### WHAT IS ASKED
Locate all lines with the word "Sources" and copy them out.

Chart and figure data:
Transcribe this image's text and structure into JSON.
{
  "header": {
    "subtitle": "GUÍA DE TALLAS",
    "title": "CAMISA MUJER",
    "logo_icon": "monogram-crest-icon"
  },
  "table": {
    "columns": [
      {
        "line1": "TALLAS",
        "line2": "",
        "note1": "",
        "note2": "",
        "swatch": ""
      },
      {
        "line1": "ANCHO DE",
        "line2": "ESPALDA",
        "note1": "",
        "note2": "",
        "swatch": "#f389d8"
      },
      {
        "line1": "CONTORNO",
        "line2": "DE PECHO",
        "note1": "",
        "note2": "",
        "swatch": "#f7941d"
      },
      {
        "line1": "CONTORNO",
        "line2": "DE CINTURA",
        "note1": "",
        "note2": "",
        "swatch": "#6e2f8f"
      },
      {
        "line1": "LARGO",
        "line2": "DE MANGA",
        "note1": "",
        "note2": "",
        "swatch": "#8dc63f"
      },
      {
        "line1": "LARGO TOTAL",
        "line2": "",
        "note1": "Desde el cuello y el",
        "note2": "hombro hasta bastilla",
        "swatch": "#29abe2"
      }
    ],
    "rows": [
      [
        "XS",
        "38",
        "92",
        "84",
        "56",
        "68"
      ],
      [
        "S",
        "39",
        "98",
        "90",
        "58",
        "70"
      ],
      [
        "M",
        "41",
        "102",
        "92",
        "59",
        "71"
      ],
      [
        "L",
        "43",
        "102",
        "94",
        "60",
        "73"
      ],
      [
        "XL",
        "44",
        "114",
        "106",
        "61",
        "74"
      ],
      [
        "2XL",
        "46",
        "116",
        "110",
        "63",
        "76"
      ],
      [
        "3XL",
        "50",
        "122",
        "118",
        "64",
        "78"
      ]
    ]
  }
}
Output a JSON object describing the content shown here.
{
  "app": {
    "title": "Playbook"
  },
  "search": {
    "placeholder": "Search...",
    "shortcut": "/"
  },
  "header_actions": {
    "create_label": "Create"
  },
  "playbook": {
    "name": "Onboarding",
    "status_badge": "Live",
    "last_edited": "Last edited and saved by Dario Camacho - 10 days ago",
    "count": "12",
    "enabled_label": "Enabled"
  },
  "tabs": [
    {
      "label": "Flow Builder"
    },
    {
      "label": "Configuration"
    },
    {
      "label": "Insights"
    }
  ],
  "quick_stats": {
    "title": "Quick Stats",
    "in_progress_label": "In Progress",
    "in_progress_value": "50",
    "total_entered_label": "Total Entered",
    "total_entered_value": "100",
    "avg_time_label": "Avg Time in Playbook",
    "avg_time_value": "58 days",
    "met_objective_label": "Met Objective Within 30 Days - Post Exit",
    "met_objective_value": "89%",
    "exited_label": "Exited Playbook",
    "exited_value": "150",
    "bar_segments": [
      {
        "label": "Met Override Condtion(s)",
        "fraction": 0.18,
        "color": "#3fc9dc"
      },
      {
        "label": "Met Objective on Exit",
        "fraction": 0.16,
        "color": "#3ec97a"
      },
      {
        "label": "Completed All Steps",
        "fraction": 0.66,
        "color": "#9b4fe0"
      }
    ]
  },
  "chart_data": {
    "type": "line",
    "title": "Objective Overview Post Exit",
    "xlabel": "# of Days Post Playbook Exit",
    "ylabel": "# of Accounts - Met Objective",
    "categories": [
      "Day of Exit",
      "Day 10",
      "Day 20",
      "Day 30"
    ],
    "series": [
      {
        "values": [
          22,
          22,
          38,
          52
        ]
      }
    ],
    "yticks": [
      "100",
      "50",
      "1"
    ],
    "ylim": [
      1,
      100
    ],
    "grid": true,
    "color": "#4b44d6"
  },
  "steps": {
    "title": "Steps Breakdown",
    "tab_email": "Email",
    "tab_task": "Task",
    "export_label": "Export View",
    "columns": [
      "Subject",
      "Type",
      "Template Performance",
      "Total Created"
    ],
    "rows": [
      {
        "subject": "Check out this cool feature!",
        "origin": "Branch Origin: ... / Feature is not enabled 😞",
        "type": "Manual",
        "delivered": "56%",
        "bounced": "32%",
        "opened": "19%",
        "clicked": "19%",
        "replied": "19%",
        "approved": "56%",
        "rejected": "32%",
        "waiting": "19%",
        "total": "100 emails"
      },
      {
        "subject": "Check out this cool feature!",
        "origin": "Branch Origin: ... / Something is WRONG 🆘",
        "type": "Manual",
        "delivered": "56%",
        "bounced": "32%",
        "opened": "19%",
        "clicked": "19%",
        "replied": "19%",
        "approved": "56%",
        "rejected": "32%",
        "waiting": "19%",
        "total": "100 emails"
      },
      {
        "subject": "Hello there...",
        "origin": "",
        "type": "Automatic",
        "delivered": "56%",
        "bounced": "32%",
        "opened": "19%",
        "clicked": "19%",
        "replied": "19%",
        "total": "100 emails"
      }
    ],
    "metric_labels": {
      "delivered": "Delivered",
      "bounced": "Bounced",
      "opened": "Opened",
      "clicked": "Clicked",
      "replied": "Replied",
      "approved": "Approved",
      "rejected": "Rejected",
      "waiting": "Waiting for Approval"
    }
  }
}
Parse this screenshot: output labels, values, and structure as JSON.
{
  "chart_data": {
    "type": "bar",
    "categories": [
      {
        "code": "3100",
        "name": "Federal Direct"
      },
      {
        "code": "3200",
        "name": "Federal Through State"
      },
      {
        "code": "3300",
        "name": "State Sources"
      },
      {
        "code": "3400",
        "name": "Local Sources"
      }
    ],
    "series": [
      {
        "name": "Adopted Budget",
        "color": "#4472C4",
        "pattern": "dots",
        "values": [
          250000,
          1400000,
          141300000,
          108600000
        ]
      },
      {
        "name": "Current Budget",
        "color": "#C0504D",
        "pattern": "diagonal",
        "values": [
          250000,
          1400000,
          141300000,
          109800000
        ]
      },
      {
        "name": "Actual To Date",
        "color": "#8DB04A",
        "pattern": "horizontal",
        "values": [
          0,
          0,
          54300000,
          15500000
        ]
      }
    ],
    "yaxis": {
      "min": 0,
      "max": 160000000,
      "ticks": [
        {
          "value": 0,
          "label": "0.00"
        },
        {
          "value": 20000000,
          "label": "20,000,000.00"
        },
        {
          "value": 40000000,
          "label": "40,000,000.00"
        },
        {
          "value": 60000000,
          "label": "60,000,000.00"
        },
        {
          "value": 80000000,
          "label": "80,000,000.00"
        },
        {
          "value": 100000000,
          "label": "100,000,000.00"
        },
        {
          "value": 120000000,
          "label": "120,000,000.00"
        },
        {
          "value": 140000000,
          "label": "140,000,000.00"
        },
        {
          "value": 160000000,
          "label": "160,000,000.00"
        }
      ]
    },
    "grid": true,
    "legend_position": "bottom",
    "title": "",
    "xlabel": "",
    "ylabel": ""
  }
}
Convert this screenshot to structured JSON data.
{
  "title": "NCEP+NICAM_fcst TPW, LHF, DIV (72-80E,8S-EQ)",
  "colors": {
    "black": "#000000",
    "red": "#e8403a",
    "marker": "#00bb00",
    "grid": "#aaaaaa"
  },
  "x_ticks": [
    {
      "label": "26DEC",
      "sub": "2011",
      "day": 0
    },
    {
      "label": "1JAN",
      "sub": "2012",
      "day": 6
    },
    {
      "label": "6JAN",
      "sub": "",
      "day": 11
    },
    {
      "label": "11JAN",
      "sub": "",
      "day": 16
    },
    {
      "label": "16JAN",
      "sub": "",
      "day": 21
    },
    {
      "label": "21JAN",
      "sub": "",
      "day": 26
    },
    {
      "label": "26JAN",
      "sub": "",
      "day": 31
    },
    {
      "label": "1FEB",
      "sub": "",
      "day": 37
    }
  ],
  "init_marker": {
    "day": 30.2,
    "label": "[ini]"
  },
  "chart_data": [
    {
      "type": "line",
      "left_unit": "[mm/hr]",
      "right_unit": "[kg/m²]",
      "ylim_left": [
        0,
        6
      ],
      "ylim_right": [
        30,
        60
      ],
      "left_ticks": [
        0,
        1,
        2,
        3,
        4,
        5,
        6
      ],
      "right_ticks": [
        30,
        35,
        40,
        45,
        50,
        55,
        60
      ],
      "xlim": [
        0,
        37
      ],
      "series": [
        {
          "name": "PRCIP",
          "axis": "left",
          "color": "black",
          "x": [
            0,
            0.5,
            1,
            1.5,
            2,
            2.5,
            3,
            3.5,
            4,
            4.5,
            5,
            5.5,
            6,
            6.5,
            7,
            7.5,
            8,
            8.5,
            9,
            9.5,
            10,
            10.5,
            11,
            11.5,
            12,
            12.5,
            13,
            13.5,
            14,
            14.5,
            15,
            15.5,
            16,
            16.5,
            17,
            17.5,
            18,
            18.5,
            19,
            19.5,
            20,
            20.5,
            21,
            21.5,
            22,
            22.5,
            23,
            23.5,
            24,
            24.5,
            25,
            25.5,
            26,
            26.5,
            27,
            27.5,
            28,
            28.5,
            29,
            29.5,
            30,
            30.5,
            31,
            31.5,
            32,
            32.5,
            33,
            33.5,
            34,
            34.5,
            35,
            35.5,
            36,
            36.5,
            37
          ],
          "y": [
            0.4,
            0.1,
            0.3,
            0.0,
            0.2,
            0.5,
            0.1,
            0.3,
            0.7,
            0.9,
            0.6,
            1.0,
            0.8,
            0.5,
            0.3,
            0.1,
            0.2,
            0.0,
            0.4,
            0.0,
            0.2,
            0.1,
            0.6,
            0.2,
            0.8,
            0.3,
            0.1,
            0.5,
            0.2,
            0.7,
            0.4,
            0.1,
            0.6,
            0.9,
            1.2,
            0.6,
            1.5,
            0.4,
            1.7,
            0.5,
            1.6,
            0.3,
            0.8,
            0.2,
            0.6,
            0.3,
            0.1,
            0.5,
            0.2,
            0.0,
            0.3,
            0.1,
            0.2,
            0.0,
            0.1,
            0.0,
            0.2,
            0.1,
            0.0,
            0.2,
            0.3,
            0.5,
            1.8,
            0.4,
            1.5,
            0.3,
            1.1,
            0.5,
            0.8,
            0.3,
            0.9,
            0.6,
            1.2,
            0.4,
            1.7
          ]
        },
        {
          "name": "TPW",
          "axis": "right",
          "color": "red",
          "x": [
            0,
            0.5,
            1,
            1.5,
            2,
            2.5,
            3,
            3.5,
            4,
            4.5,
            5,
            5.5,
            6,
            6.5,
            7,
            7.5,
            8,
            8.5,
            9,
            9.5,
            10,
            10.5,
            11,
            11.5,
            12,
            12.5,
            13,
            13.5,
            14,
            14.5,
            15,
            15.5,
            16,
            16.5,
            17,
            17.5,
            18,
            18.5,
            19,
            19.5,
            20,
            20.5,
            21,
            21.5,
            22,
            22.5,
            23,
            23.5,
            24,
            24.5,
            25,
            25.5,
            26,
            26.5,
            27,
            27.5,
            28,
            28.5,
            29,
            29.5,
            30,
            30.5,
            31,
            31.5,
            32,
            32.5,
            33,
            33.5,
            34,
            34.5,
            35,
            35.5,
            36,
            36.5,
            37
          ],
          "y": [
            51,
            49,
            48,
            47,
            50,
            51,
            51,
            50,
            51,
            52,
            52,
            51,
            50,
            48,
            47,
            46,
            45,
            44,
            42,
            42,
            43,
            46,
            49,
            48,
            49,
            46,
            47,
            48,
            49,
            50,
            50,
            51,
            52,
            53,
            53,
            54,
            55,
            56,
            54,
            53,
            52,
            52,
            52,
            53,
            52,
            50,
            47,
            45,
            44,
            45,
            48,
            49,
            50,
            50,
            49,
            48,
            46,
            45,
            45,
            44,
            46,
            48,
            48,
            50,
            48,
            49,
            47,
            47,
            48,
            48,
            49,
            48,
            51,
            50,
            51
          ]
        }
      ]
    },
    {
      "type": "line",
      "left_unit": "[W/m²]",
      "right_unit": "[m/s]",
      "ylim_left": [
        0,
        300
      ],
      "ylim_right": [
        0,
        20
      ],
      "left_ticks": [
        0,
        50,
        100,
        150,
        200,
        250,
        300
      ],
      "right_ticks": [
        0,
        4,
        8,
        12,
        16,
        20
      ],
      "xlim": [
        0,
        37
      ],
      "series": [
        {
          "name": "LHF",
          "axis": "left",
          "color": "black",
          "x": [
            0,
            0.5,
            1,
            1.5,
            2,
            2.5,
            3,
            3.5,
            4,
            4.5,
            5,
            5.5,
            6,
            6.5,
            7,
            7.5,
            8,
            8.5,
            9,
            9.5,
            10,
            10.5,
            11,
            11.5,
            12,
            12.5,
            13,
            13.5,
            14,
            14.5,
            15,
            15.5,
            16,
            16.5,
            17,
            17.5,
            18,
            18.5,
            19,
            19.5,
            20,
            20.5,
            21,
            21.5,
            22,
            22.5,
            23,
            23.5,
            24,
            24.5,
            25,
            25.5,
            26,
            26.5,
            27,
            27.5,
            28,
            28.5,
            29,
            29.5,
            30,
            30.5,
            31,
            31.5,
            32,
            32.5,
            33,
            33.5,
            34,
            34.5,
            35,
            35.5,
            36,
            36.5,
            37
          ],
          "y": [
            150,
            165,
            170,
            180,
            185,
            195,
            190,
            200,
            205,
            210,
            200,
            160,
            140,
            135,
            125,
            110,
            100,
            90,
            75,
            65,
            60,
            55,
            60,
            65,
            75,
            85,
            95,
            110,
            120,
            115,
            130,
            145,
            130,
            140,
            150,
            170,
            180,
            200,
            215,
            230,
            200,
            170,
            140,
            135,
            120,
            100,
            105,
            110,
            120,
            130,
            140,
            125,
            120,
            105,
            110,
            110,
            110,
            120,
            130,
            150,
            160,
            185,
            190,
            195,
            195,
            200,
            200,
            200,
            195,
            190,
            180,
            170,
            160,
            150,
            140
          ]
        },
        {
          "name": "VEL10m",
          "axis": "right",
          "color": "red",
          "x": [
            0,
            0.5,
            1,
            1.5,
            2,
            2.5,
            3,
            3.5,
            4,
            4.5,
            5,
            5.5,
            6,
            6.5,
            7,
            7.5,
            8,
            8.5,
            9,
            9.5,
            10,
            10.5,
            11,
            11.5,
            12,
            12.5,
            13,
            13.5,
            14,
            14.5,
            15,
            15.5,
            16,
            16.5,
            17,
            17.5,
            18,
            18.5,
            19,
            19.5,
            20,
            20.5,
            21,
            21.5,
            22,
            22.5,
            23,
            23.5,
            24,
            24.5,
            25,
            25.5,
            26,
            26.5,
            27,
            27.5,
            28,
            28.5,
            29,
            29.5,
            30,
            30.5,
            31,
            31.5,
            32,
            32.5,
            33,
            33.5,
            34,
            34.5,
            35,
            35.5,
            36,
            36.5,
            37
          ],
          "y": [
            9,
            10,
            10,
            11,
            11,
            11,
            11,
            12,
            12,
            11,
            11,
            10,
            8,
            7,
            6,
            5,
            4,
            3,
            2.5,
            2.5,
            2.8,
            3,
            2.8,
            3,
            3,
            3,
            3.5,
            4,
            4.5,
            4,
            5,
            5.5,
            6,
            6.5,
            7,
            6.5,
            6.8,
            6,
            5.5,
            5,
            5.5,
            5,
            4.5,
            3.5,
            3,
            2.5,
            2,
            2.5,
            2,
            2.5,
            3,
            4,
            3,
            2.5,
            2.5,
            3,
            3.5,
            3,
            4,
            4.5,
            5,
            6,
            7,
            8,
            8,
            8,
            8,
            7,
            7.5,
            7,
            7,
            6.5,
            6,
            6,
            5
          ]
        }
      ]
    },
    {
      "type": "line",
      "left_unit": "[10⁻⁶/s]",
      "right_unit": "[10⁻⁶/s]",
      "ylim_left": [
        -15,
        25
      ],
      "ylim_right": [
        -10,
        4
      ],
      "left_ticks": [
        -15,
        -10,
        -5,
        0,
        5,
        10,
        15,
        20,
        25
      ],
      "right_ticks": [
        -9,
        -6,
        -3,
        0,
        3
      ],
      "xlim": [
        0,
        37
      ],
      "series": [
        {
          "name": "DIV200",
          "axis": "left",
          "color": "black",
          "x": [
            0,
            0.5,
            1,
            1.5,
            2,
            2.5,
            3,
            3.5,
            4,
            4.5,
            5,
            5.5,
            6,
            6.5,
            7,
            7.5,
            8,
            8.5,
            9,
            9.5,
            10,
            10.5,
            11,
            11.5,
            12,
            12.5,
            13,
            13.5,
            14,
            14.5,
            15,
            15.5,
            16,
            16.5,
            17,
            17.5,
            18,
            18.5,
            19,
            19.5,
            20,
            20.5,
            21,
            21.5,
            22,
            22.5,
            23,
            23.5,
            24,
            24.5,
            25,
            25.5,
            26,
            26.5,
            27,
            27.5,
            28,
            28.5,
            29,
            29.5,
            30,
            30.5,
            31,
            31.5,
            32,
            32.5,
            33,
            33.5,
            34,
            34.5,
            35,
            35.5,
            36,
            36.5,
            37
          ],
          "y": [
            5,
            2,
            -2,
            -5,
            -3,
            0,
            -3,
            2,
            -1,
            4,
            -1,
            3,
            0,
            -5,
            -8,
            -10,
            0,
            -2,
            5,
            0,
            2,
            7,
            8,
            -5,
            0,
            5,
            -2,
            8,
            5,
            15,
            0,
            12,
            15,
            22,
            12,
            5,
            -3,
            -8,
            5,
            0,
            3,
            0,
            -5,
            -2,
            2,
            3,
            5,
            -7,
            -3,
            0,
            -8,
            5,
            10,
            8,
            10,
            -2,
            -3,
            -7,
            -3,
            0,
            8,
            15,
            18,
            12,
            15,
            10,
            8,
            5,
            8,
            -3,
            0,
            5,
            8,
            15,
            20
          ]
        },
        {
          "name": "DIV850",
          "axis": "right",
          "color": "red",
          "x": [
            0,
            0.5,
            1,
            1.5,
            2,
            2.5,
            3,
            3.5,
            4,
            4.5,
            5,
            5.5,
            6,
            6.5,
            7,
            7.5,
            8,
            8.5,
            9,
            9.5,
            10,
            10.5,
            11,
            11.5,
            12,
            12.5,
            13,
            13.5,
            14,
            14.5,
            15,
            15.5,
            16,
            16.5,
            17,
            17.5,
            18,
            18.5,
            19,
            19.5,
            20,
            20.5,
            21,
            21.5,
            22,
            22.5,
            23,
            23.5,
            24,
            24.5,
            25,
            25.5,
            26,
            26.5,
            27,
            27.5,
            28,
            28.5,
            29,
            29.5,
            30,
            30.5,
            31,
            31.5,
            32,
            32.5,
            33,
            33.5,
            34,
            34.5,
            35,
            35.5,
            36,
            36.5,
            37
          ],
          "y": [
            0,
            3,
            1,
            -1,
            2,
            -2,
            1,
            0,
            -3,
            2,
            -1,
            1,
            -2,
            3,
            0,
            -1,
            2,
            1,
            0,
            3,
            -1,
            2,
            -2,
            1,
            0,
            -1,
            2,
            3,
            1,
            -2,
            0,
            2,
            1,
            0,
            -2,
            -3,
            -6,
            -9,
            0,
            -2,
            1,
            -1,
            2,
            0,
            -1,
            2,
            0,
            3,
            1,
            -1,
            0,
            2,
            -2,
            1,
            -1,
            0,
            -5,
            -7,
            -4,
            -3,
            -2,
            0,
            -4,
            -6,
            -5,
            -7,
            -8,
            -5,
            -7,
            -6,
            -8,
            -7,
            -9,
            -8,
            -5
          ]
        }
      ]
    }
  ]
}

### EXERCISE SOLUTION
        "name": "State Sources"
        "name": "Local Sources"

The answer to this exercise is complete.